Lines of data

◆ ◆ ◆ ◆

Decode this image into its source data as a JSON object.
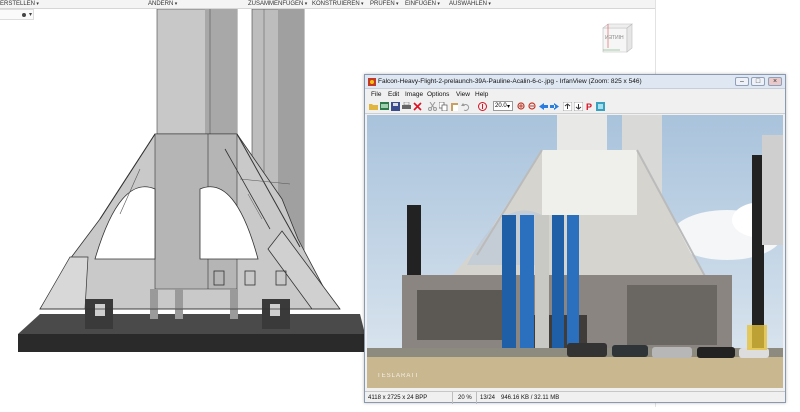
{
  "cad": {
    "menu": [
      {
        "id": "erstellen",
        "label": "ERSTELLEN"
      },
      {
        "id": "aendern",
        "label": "ÄNDERN"
      },
      {
        "id": "zusammenfuegen",
        "label": "ZUSAMMENFÜGEN"
      },
      {
        "id": "konstruieren",
        "label": "KONSTRUIEREN"
      },
      {
        "id": "pruefen",
        "label": "PRÜFEN"
      },
      {
        "id": "einfuegen",
        "label": "EINFÜGEN"
      },
      {
        "id": "auswaehlen",
        "label": "AUSWÄHLEN"
      }
    ],
    "viewcube_label": "HINTEN"
  },
  "irfanview": {
    "title": "Falcon-Heavy-Flight-2-prelaunch-39A-Pauline-Acalin-6-c-.jpg - IrfanView (Zoom: 825 x 546)",
    "menu": [
      "File",
      "Edit",
      "Image",
      "Options",
      "View",
      "Help"
    ],
    "zoom_value": "20.0",
    "watermark": "TESLARATI",
    "status": {
      "dimensions": "4118 x 2725 x 24 BPP",
      "zoom": "20 %",
      "index": "13/24",
      "filesize": "946.16 KB / 32.11 MB"
    }
  },
  "colors": {
    "accent_blue": "#1f5fa8",
    "window_border": "#8a99b0",
    "cad_gray": "#b9b9b9"
  }
}
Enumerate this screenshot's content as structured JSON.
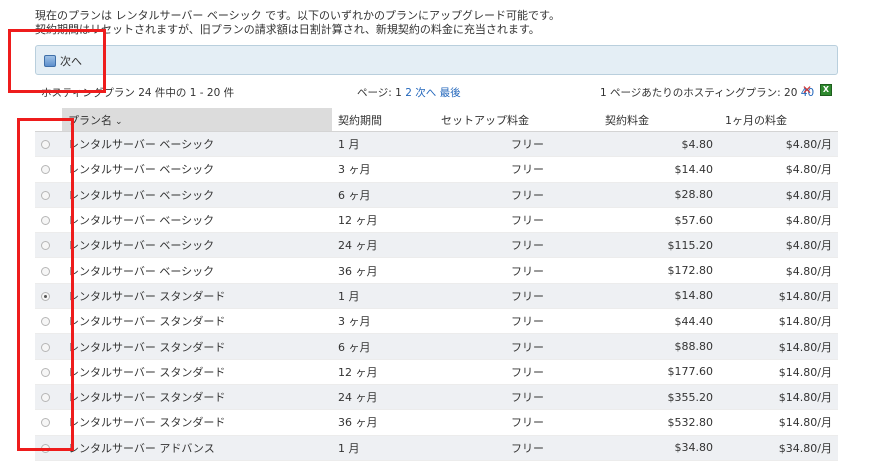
{
  "intro": {
    "line1": "現在のプランは レンタルサーバー ベーシック です。以下のいずれかのプランにアップグレード可能です。",
    "line2": "契約期間はリセットされますが、旧プランの請求額は日割計算され、新規契約の料金に充当されます。"
  },
  "toolbar": {
    "next_label": "次へ",
    "next_icon": "page-icon"
  },
  "info": {
    "count_text": "ホスティングプラン 24 件中の 1 - 20 件",
    "page_label": "ページ: ",
    "page_current": "1",
    "page_2": "2",
    "next_link": "次へ",
    "last_link": "最後",
    "perpage_text": "1 ページあたりのホスティングプラン: 20 ",
    "perpage_alt": "40",
    "tool_icons": [
      "settings-icon",
      "excel-export-icon"
    ]
  },
  "table": {
    "columns": [
      "",
      "プラン名",
      "契約期間",
      "セットアップ料金",
      "",
      "契約料金",
      "1ヶ月の料金"
    ],
    "sorted_column": "プラン名",
    "rows": [
      {
        "selected": false,
        "name": "レンタルサーバー ベーシック",
        "term": "1 月",
        "setup": "フリー",
        "price": "$4.80",
        "monthly": "$4.80/月"
      },
      {
        "selected": false,
        "name": "レンタルサーバー ベーシック",
        "term": "3 ヶ月",
        "setup": "フリー",
        "price": "$14.40",
        "monthly": "$4.80/月"
      },
      {
        "selected": false,
        "name": "レンタルサーバー ベーシック",
        "term": "6 ヶ月",
        "setup": "フリー",
        "price": "$28.80",
        "monthly": "$4.80/月"
      },
      {
        "selected": false,
        "name": "レンタルサーバー ベーシック",
        "term": "12 ヶ月",
        "setup": "フリー",
        "price": "$57.60",
        "monthly": "$4.80/月"
      },
      {
        "selected": false,
        "name": "レンタルサーバー ベーシック",
        "term": "24 ヶ月",
        "setup": "フリー",
        "price": "$115.20",
        "monthly": "$4.80/月"
      },
      {
        "selected": false,
        "name": "レンタルサーバー ベーシック",
        "term": "36 ヶ月",
        "setup": "フリー",
        "price": "$172.80",
        "monthly": "$4.80/月"
      },
      {
        "selected": true,
        "name": "レンタルサーバー スタンダード",
        "term": "1 月",
        "setup": "フリー",
        "price": "$14.80",
        "monthly": "$14.80/月"
      },
      {
        "selected": false,
        "name": "レンタルサーバー スタンダード",
        "term": "3 ヶ月",
        "setup": "フリー",
        "price": "$44.40",
        "monthly": "$14.80/月"
      },
      {
        "selected": false,
        "name": "レンタルサーバー スタンダード",
        "term": "6 ヶ月",
        "setup": "フリー",
        "price": "$88.80",
        "monthly": "$14.80/月"
      },
      {
        "selected": false,
        "name": "レンタルサーバー スタンダード",
        "term": "12 ヶ月",
        "setup": "フリー",
        "price": "$177.60",
        "monthly": "$14.80/月"
      },
      {
        "selected": false,
        "name": "レンタルサーバー スタンダード",
        "term": "24 ヶ月",
        "setup": "フリー",
        "price": "$355.20",
        "monthly": "$14.80/月"
      },
      {
        "selected": false,
        "name": "レンタルサーバー スタンダード",
        "term": "36 ヶ月",
        "setup": "フリー",
        "price": "$532.80",
        "monthly": "$14.80/月"
      },
      {
        "selected": false,
        "name": "レンタルサーバー アドバンス",
        "term": "1 月",
        "setup": "フリー",
        "price": "$34.80",
        "monthly": "$34.80/月"
      }
    ]
  },
  "colors": {
    "highlight_box": "#ee1c1c",
    "link": "#2266bb",
    "toolbar_bg": "#e4eef5"
  }
}
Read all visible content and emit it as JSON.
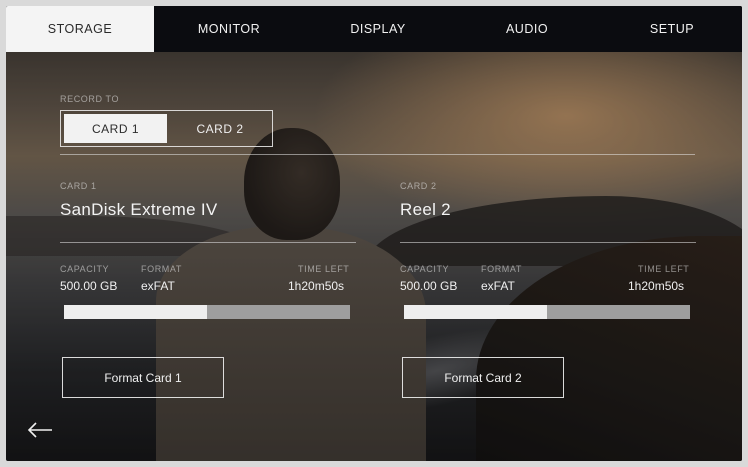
{
  "tabs": [
    {
      "label": "STORAGE",
      "active": true
    },
    {
      "label": "MONITOR",
      "active": false
    },
    {
      "label": "DISPLAY",
      "active": false
    },
    {
      "label": "AUDIO",
      "active": false
    },
    {
      "label": "SETUP",
      "active": false
    }
  ],
  "record_to": {
    "label": "RECORD TO",
    "options": [
      "CARD 1",
      "CARD 2"
    ],
    "selected": "CARD 1"
  },
  "cards": [
    {
      "label": "CARD 1",
      "name": "SanDisk Extreme IV",
      "capacity_label": "CAPACITY",
      "capacity": "500.00 GB",
      "format_label": "FORMAT",
      "format": "exFAT",
      "time_left_label": "TIME LEFT",
      "time_left": "1h20m50s",
      "used_fraction": 0.5,
      "format_button": "Format Card 1"
    },
    {
      "label": "CARD 2",
      "name": "Reel 2",
      "capacity_label": "CAPACITY",
      "capacity": "500.00 GB",
      "format_label": "FORMAT",
      "format": "exFAT",
      "time_left_label": "TIME LEFT",
      "time_left": "1h20m50s",
      "used_fraction": 0.5,
      "format_button": "Format Card 2"
    }
  ],
  "back_icon": "arrow-left-icon",
  "colors": {
    "tabbar_bg": "#0b0c10",
    "active_tab_bg": "#f4f4f4",
    "bar_fill": "#eeeeee",
    "bar_track": "#9e9e9e"
  }
}
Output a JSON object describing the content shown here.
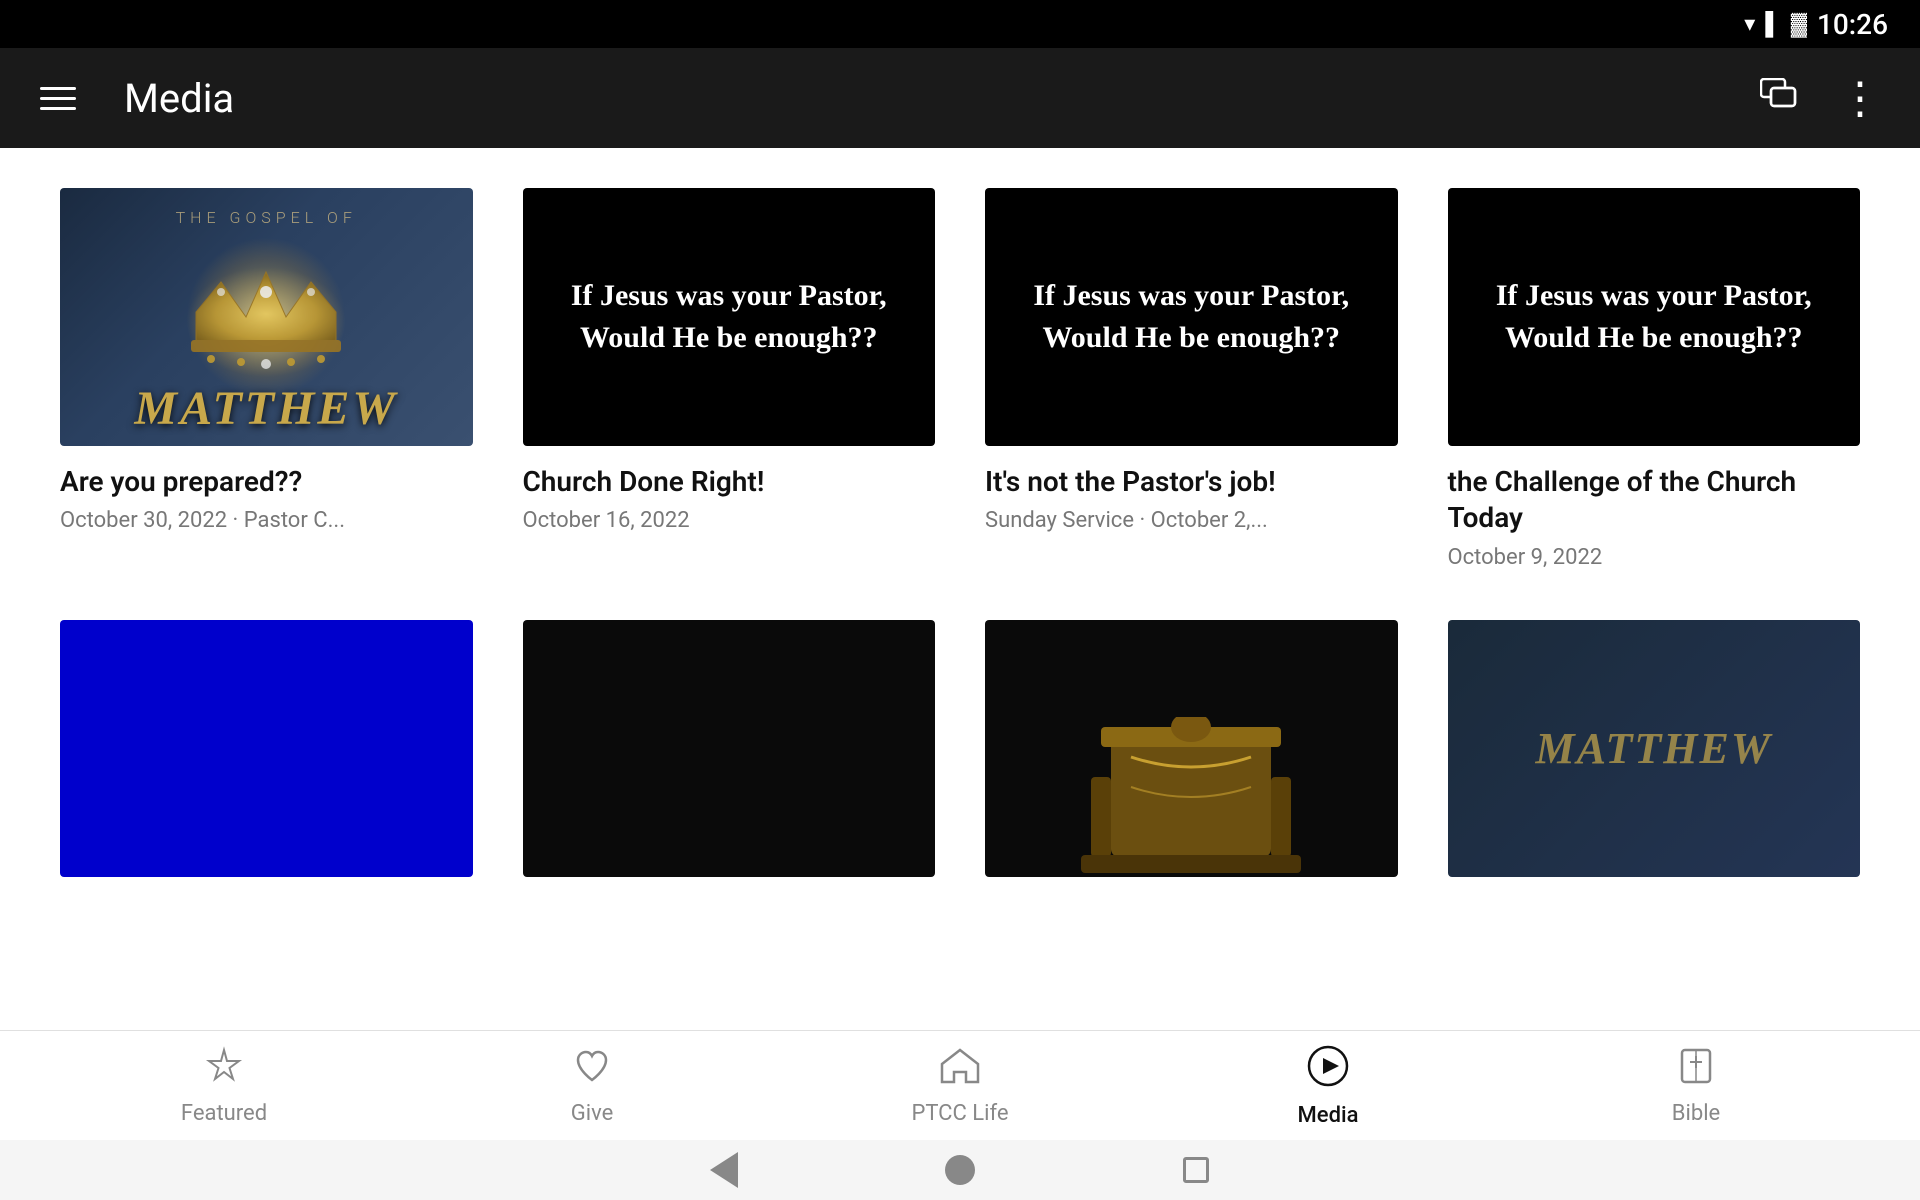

◆ ◆ ◆ ◆

Task directions — Working from the entries above, return all lines that contain "content".

Reply —
Enumerate this screenshot's content as structured JSON.
Read all visible content and emit it as JSON.
Output a JSON object describing the content shown here.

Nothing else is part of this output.